REQUIRED WORK:
Look for the word "Chicken" in the entries and copy each line where it appears.

*** SUPPLIED ENTRIES ***

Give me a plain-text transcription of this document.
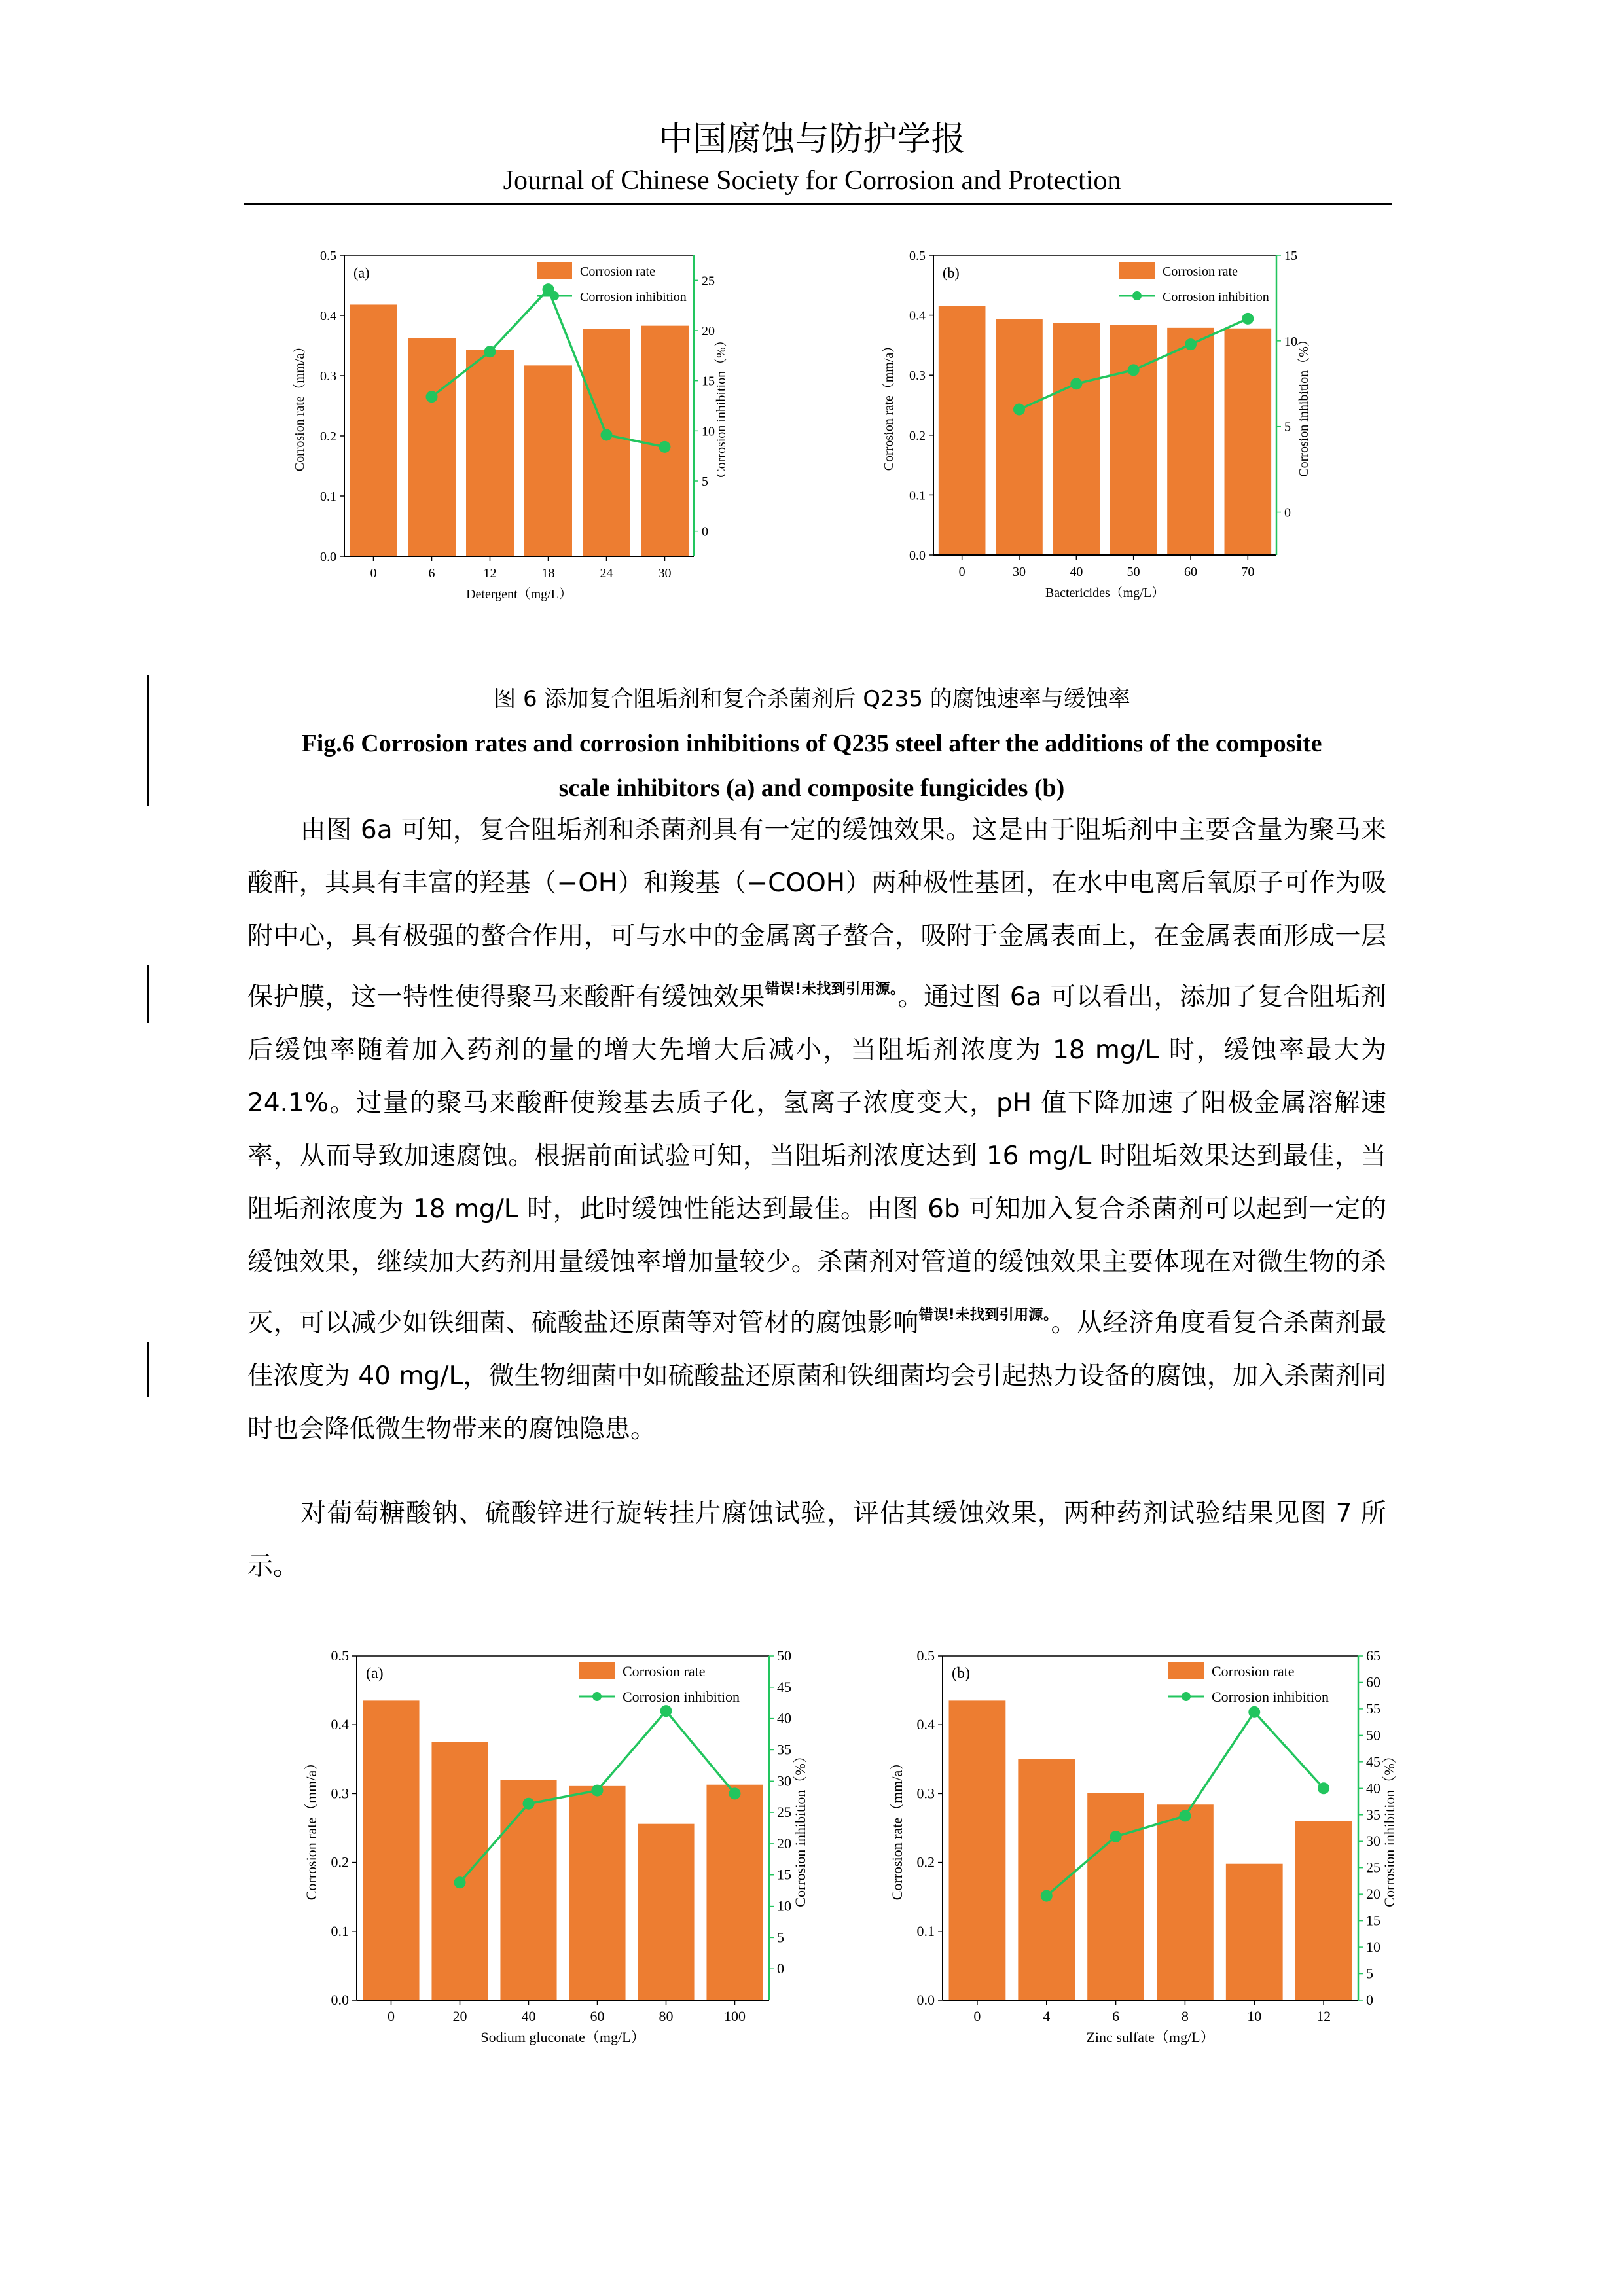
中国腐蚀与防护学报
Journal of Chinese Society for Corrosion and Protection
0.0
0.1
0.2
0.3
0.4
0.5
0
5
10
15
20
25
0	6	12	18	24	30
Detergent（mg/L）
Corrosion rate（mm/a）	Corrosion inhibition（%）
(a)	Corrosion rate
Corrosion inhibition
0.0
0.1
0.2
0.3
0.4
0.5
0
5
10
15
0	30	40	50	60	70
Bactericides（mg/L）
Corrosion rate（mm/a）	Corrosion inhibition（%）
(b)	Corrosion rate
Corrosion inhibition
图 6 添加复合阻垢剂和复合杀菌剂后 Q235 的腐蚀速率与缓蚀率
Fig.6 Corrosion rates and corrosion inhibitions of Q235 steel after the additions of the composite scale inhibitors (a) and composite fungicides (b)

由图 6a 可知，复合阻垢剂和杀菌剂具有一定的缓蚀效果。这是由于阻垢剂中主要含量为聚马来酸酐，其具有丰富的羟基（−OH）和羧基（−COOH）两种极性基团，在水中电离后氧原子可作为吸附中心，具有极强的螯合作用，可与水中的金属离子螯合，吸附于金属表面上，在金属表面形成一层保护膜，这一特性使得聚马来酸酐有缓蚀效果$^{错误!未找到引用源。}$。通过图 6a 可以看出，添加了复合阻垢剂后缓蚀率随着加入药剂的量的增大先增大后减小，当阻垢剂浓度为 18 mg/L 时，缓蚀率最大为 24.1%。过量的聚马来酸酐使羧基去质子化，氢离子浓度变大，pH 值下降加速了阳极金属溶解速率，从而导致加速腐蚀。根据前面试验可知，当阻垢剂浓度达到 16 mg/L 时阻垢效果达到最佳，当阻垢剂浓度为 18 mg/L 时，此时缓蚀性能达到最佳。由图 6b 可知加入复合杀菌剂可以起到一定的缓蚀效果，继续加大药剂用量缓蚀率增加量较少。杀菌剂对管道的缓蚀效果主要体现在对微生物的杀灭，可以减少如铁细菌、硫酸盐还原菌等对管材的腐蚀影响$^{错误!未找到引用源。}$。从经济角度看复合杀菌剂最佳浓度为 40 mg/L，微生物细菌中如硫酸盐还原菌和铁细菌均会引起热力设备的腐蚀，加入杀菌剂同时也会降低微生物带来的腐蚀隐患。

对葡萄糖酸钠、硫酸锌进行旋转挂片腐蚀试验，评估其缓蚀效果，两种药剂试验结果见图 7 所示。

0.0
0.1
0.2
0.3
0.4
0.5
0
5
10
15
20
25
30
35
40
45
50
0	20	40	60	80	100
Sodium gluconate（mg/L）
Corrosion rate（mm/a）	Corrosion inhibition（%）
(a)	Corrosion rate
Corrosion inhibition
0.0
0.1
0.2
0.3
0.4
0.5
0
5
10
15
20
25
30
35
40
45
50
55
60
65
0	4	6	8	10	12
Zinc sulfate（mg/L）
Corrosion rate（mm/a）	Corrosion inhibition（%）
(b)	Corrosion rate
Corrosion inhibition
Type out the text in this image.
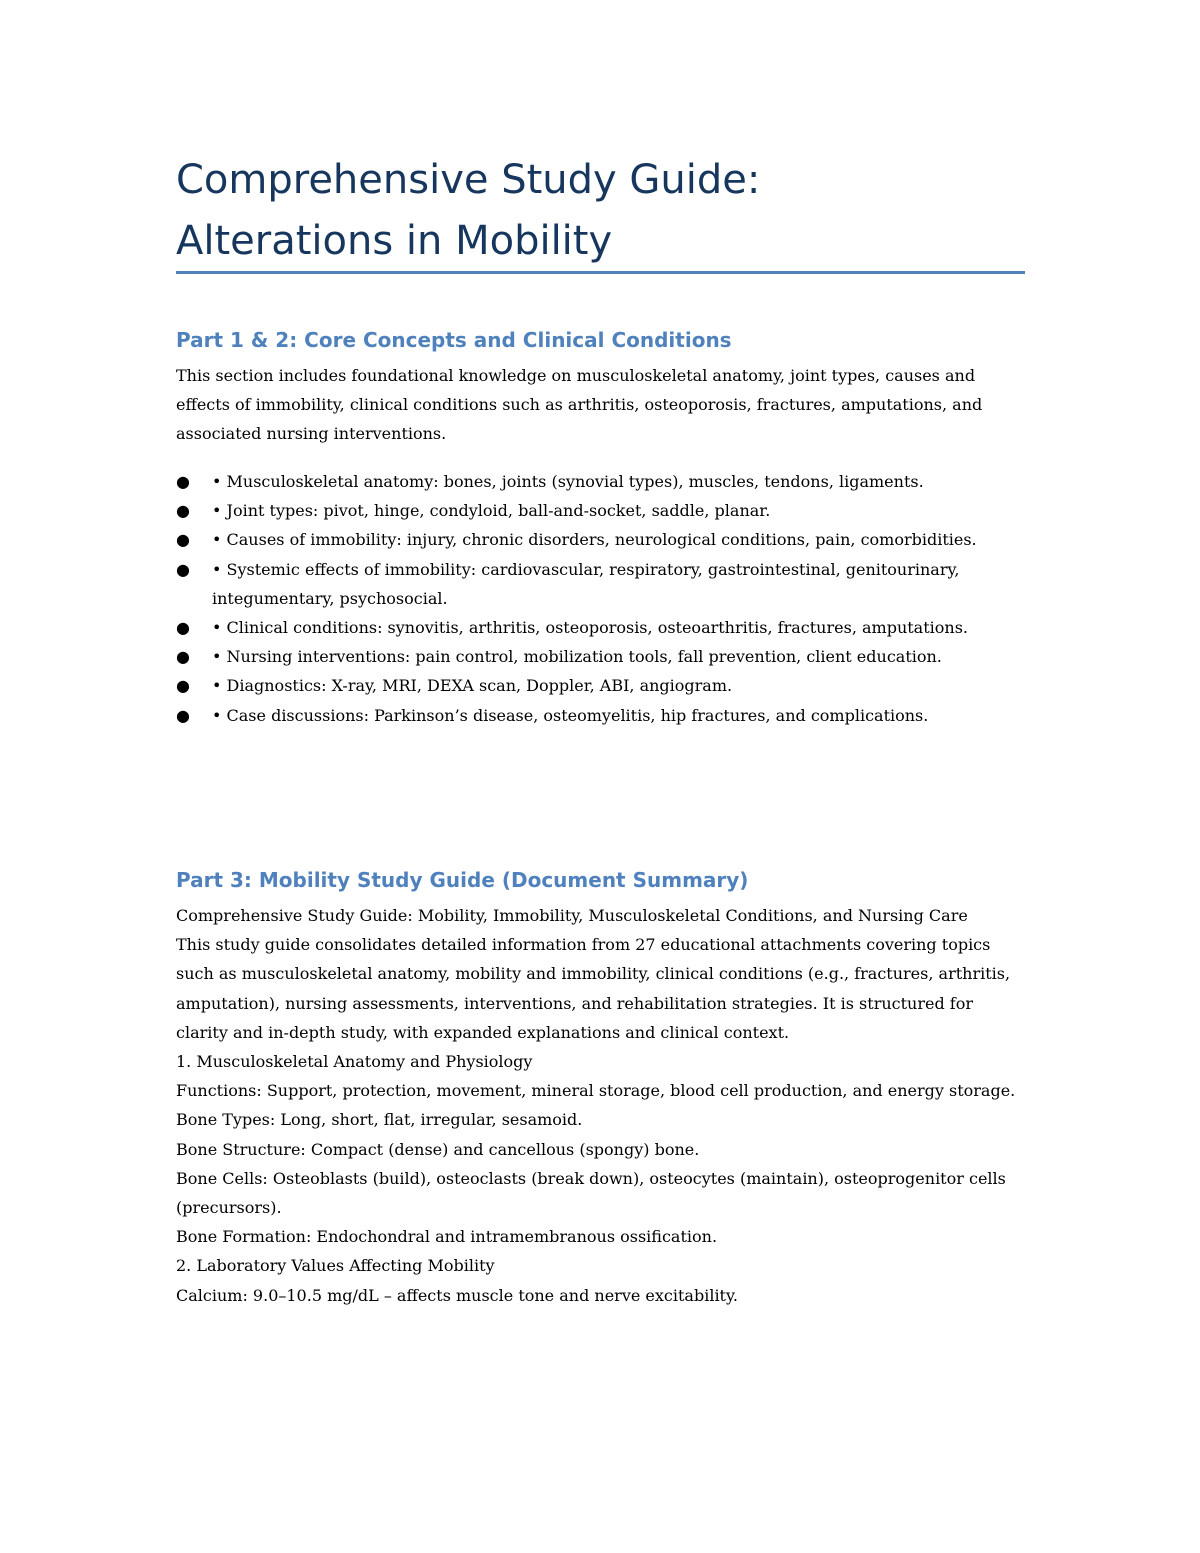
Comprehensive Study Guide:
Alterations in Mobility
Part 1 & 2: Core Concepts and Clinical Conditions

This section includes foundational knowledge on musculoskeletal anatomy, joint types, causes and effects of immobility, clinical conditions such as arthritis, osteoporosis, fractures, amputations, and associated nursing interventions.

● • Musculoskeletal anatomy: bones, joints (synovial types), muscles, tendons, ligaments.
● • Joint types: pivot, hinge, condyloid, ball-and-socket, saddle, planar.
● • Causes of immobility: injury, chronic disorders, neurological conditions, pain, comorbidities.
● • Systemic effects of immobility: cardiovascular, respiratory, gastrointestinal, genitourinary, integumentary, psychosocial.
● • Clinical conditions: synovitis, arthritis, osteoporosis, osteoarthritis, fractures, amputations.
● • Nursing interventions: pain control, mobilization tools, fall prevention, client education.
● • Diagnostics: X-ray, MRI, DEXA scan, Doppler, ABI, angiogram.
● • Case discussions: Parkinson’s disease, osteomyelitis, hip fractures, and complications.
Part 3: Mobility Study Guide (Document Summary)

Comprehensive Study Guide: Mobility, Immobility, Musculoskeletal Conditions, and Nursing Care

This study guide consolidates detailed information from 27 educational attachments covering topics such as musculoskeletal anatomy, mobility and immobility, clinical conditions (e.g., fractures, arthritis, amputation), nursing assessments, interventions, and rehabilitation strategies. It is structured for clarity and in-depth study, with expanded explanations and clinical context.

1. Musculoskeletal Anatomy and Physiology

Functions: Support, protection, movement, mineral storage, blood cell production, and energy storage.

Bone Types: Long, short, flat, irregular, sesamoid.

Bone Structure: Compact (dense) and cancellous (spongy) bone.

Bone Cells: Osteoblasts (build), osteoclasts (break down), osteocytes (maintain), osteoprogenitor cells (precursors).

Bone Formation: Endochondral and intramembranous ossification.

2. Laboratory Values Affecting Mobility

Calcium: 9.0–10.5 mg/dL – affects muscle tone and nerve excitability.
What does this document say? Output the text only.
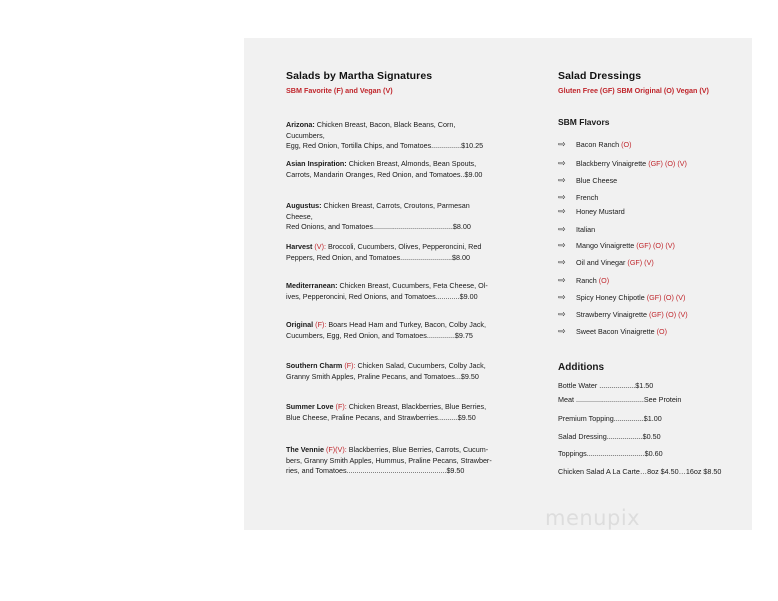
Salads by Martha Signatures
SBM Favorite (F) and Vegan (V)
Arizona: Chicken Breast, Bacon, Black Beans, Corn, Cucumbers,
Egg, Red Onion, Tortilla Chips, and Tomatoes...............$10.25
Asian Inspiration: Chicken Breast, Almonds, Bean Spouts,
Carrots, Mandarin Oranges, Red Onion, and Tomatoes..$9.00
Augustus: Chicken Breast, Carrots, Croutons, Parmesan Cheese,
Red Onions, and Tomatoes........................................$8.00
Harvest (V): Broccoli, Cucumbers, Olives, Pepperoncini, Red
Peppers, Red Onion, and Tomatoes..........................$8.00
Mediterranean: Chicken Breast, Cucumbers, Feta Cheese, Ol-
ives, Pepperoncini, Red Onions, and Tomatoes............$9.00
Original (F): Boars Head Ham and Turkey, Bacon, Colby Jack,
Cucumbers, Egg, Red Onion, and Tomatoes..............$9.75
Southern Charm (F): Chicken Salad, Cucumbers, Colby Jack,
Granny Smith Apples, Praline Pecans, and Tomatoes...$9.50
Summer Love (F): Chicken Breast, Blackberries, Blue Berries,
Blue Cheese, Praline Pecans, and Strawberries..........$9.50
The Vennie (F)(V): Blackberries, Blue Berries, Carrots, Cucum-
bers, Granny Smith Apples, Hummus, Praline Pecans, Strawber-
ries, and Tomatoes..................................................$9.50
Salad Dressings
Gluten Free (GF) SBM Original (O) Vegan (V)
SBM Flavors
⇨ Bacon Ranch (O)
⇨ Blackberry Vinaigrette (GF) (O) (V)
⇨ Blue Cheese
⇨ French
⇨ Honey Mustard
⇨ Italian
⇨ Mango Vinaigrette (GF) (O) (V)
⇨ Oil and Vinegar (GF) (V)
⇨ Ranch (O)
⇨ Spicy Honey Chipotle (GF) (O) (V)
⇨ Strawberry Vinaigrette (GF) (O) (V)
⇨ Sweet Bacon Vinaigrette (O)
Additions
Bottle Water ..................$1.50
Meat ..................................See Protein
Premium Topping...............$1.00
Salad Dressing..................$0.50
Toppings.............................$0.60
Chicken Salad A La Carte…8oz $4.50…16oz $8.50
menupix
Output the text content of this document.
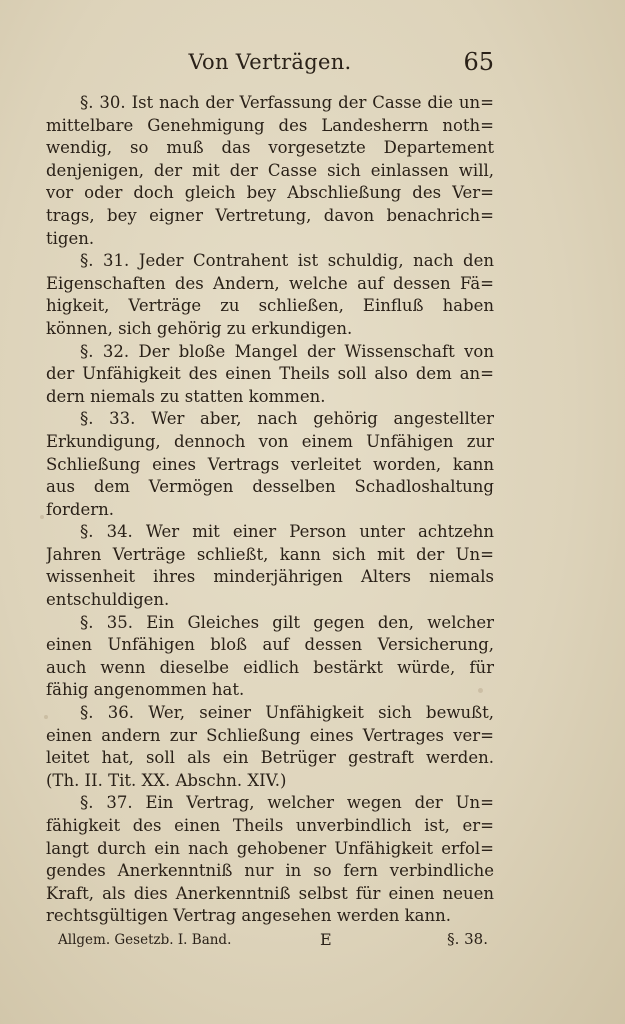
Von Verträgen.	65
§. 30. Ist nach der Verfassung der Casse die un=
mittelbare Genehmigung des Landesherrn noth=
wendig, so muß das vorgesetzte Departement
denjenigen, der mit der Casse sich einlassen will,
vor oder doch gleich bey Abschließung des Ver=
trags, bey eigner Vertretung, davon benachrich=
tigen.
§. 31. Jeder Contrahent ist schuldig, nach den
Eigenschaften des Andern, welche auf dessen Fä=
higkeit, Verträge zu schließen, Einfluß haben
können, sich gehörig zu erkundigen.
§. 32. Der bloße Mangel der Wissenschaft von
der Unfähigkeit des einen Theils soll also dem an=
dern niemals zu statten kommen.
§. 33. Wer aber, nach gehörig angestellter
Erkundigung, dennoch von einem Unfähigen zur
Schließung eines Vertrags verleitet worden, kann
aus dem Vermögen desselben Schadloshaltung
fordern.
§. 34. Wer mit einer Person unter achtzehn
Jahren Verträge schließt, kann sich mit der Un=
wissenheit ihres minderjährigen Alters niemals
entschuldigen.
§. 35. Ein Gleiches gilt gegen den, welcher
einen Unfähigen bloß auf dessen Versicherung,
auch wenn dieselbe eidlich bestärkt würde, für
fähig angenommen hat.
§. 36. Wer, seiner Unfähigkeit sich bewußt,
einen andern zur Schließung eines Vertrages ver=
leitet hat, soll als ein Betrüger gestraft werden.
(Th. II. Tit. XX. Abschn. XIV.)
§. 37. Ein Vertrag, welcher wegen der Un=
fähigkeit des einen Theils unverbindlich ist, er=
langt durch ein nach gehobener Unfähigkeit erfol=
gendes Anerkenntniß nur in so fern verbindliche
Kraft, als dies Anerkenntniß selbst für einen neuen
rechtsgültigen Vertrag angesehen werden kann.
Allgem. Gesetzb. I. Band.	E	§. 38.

*** End of SUPPLIED ENTRIES ***

EXERCISE OUTPUT:
Arizona: Chicken Breast, Bacon, Black Beans, Corn, Cucumbers,
Asian Inspiration: Chicken Breast, Almonds, Bean Spouts,
Augustus: Chicken Breast, Carrots, Croutons, Parmesan Cheese,
Mediterranean: Chicken Breast, Cucumbers, Feta Cheese, Ol-
Southern Charm (F): Chicken Salad, Cucumbers, Colby Jack,
Summer Love (F): Chicken Breast, Blackberries, Blue Berries,
Chicken Salad A La Carte…8oz $4.50…16oz $8.50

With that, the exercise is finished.